Exercise
Extract each line of the data and write it out again exactly.

Data listing
####################

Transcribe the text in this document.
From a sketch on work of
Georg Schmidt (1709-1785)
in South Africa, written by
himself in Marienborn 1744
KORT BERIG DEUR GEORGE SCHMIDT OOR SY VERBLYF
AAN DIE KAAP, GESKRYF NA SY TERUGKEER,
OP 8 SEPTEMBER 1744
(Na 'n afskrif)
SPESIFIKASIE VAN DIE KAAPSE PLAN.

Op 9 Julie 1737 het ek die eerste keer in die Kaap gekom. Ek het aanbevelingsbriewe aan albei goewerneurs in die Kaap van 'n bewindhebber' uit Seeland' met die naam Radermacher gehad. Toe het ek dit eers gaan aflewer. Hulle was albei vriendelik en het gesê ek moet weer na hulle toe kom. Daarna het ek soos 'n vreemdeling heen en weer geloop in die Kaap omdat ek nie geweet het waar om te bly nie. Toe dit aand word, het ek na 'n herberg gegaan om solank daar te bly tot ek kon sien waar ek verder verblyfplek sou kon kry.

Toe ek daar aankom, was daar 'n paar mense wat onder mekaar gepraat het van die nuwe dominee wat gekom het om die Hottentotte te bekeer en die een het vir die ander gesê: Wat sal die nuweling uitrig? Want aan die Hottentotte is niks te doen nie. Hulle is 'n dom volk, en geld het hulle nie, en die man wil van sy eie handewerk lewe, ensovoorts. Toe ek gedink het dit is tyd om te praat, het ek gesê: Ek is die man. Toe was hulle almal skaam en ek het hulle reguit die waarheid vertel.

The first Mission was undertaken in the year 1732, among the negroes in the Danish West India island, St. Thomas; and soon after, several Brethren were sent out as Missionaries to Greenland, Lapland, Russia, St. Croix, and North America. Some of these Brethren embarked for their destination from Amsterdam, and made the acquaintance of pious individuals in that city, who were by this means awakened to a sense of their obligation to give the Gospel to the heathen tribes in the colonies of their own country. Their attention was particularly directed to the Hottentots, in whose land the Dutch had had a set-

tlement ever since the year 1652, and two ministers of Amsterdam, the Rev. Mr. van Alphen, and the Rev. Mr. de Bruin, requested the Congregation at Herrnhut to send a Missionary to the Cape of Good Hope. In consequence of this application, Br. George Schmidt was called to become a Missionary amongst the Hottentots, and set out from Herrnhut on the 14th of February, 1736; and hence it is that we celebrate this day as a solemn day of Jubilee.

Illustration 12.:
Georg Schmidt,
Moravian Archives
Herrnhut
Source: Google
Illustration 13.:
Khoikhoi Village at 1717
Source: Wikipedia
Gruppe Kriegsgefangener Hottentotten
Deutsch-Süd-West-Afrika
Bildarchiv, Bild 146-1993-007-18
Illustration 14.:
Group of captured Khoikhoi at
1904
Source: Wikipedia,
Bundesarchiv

####################

Correct result
Transcribe the text in this document.
From a sketch on work of
Georg Schmidt (1709-1785)
in South Africa, written by
himself in Marienborn 1744
KORT BERIG DEUR GEORGE SCHMIDT OOR SY VERBLYF
AAN DIE KAAP, GESKRYF NA SY TERUGKEER,
OP 8 SEPTEMBER 1744
(Na 'n afskrif)
SPESIFIKASIE VAN DIE KAAPSE PLAN.

Op 9 Julie 1737 het ek die eerste keer in die Kaap gekom. Ek het aanbevelingsbriewe aan albei goewerneurs in die Kaap van 'n bewindhebber' uit Seeland' met die naam Radermacher gehad. Toe het ek dit eers gaan aflewer. Hulle was albei vriendelik en het gesê ek moet weer na hulle toe kom. Daarna het ek soos 'n vreemdeling heen en weer geloop in die Kaap omdat ek nie geweet het waar om te bly nie. Toe dit aand word, het ek na 'n herberg gegaan om solank daar te bly tot ek kon sien waar ek verder verblyfplek sou kon kry.

Toe ek daar aankom, was daar 'n paar mense wat onder mekaar gepraat het van die nuwe dominee wat gekom het om die Hottentotte te bekeer en die een het vir die ander gesê: Wat sal die nuweling uitrig? Want aan die Hottentotte is niks te doen nie. Hulle is 'n dom volk, en geld het hulle nie, en die man wil van sy eie handewerk lewe, ensovoorts. Toe ek gedink het dit is tyd om te praat, het ek gesê: Ek is die man. Toe was hulle almal skaam en ek het hulle reguit die waarheid vertel.

The first Mission was undertaken in the year 1732, among the negroes in the Danish West India island, St. Thomas; and soon after, several Brethren were sent out as Missionaries to Greenland, Lapland, Russia, St. Croix, and North America. Some of these Brethren embarked for their destination from Amsterdam, and made the acquaintance of pious individuals in that city, who were by this means awakened to a sense of their obligation to give the Gospel to the heathen tribes in the colonies of their own country. Their attention was particularly directed to the Hottentots, in whose land the Dutch had had a set-

tlement ever since the year 1652, and two ministers of Amsterdam, the Rev. Mr. van Alphen, and the Rev. Mr. de Bruin, requested the Congregation at Herrnhut to send a Missionary to the Cape of Good Hope. In consequence of this application, Br. George Schmidt was called to become a Missionary amongst the Hottentots, and set out from Herrnhut on the 14th of February, 1736; and hence it is that we celebrate this day as a solemn day of Jubilee.

Illustration 12.:
Georg Schmidt,
Moravian Archives
Herrnhut
Source: Google
Illustration 13.:
Khoikhoi Village at 1717
Source: Wikipedia
Gruppe Kriegsgefangener Hottentotten
Deutsch-Süd-West-Afrika
Bildarchiv, Bild 146-1993-007-18
Illustration 14.:
Group of captured Khoikhoi at
1904
Source: Wikipedia,
Bundesarchiv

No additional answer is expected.